* _PROBLEM_:
Every entry must be given again exactly.

* _INPUT RECORDS_:
>> BEGIN
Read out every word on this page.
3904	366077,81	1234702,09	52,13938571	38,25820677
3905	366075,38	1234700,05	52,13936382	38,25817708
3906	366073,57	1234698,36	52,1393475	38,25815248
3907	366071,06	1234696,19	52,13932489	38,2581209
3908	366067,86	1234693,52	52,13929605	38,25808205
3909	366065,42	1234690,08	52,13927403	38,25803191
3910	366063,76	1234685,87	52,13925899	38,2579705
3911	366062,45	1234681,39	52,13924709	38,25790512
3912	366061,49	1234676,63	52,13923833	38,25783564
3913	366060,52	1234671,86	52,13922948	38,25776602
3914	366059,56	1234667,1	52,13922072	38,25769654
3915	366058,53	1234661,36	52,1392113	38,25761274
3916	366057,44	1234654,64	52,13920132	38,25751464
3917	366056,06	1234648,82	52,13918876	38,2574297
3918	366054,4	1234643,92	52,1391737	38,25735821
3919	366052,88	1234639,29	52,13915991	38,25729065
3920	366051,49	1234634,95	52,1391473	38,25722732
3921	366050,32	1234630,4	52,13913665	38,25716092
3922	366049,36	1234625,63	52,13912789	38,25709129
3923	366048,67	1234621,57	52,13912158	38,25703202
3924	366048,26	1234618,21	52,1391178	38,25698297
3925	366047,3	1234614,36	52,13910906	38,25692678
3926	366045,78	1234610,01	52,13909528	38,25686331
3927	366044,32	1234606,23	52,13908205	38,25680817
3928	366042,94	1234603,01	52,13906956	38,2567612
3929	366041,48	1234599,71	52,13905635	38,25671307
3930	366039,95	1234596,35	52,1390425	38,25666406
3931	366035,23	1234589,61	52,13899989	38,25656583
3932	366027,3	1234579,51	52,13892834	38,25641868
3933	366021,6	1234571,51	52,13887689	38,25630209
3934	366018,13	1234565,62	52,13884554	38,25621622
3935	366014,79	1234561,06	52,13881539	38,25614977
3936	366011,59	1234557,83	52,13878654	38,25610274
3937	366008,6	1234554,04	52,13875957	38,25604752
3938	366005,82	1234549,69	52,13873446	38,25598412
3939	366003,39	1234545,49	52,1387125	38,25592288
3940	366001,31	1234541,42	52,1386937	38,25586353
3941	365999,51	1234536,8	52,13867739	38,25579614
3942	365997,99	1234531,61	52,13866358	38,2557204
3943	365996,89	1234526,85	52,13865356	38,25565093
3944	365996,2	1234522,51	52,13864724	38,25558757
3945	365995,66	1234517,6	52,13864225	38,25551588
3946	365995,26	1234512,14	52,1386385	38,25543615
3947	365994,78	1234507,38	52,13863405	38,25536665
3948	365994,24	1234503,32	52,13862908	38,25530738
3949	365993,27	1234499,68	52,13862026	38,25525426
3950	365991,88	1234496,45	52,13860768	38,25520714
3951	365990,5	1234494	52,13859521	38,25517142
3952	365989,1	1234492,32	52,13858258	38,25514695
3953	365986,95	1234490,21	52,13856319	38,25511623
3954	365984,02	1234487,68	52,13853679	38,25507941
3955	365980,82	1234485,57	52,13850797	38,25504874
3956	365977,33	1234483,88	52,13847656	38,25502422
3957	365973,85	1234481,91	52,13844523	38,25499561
>> END
* _COMPLETE OUTPUT_:
Read out every word on this page.
3904	366077,81	1234702,09	52,13938571	38,25820677
3905	366075,38	1234700,05	52,13936382	38,25817708
3906	366073,57	1234698,36	52,1393475	38,25815248
3907	366071,06	1234696,19	52,13932489	38,2581209
3908	366067,86	1234693,52	52,13929605	38,25808205
3909	366065,42	1234690,08	52,13927403	38,25803191
3910	366063,76	1234685,87	52,13925899	38,2579705
3911	366062,45	1234681,39	52,13924709	38,25790512
3912	366061,49	1234676,63	52,13923833	38,25783564
3913	366060,52	1234671,86	52,13922948	38,25776602
3914	366059,56	1234667,1	52,13922072	38,25769654
3915	366058,53	1234661,36	52,1392113	38,25761274
3916	366057,44	1234654,64	52,13920132	38,25751464
3917	366056,06	1234648,82	52,13918876	38,2574297
3918	366054,4	1234643,92	52,1391737	38,25735821
3919	366052,88	1234639,29	52,13915991	38,25729065
3920	366051,49	1234634,95	52,1391473	38,25722732
3921	366050,32	1234630,4	52,13913665	38,25716092
3922	366049,36	1234625,63	52,13912789	38,25709129
3923	366048,67	1234621,57	52,13912158	38,25703202
3924	366048,26	1234618,21	52,1391178	38,25698297
3925	366047,3	1234614,36	52,13910906	38,25692678
3926	366045,78	1234610,01	52,13909528	38,25686331
3927	366044,32	1234606,23	52,13908205	38,25680817
3928	366042,94	1234603,01	52,13906956	38,2567612
3929	366041,48	1234599,71	52,13905635	38,25671307
3930	366039,95	1234596,35	52,1390425	38,25666406
3931	366035,23	1234589,61	52,13899989	38,25656583
3932	366027,3	1234579,51	52,13892834	38,25641868
3933	366021,6	1234571,51	52,13887689	38,25630209
3934	366018,13	1234565,62	52,13884554	38,25621622
3935	366014,79	1234561,06	52,13881539	38,25614977
3936	366011,59	1234557,83	52,13878654	38,25610274
3937	366008,6	1234554,04	52,13875957	38,25604752
3938	366005,82	1234549,69	52,13873446	38,25598412
3939	366003,39	1234545,49	52,1387125	38,25592288
3940	366001,31	1234541,42	52,1386937	38,25586353
3941	365999,51	1234536,8	52,13867739	38,25579614
3942	365997,99	1234531,61	52,13866358	38,2557204
3943	365996,89	1234526,85	52,13865356	38,25565093
3944	365996,2	1234522,51	52,13864724	38,25558757
3945	365995,66	1234517,6	52,13864225	38,25551588
3946	365995,26	1234512,14	52,1386385	38,25543615
3947	365994,78	1234507,38	52,13863405	38,25536665
3948	365994,24	1234503,32	52,13862908	38,25530738
3949	365993,27	1234499,68	52,13862026	38,25525426
3950	365991,88	1234496,45	52,13860768	38,25520714
3951	365990,5	1234494	52,13859521	38,25517142
3952	365989,1	1234492,32	52,13858258	38,25514695
3953	365986,95	1234490,21	52,13856319	38,25511623
3954	365984,02	1234487,68	52,13853679	38,25507941
3955	365980,82	1234485,57	52,13850797	38,25504874
3956	365977,33	1234483,88	52,13847656	38,25502422
3957	365973,85	1234481,91	52,13844523	38,25499561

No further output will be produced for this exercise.